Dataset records
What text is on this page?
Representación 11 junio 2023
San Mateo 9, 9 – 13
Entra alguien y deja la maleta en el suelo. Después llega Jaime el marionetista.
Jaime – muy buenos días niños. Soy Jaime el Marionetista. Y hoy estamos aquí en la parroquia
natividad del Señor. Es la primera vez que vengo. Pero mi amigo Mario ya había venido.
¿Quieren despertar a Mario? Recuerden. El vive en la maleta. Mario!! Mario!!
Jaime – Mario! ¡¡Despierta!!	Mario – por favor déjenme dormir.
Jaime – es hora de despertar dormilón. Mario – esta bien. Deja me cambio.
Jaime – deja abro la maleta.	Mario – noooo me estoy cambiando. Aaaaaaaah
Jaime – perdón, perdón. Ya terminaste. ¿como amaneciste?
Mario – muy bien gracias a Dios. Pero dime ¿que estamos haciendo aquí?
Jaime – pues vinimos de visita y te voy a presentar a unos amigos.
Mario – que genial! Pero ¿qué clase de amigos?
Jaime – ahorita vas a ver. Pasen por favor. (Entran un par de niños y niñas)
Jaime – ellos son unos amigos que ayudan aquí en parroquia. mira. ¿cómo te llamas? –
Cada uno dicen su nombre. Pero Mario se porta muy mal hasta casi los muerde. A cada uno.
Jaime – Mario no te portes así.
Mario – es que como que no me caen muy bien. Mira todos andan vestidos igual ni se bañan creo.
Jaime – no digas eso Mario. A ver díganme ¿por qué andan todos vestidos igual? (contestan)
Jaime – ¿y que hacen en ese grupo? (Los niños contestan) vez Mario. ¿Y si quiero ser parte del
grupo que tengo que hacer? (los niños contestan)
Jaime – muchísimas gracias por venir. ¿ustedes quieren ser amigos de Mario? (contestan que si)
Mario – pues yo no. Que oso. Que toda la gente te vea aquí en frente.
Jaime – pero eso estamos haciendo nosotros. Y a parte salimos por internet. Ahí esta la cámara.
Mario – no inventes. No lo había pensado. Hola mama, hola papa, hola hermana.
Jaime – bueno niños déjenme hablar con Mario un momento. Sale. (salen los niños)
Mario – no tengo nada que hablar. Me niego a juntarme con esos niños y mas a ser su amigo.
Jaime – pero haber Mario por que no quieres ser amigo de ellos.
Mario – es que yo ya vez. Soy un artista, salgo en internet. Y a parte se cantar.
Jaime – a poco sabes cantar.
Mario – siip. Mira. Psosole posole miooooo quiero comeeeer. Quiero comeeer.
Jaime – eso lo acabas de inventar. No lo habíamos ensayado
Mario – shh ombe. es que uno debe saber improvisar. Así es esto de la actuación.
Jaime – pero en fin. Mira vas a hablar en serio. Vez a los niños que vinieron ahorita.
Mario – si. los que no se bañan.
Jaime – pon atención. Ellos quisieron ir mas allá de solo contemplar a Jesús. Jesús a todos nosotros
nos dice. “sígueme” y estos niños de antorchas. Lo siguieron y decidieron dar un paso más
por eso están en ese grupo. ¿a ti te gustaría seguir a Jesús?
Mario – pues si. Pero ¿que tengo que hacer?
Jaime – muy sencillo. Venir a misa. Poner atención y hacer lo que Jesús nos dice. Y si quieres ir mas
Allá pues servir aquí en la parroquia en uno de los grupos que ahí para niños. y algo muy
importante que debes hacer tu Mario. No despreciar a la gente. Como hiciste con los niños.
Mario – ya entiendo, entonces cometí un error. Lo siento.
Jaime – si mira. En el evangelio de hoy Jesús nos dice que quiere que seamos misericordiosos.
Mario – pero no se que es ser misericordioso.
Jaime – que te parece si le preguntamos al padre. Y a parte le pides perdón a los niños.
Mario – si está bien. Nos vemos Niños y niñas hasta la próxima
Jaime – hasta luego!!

- Objective -
Search the listing for the word "déjenme". Copy every line in which it occurs.

- The answer -
Jaime – Mario! ¡¡Despierta!!	Mario – por favor déjenme dormir.
Jaime – bueno niños déjenme hablar con Mario un momento. Sale. (salen los niños)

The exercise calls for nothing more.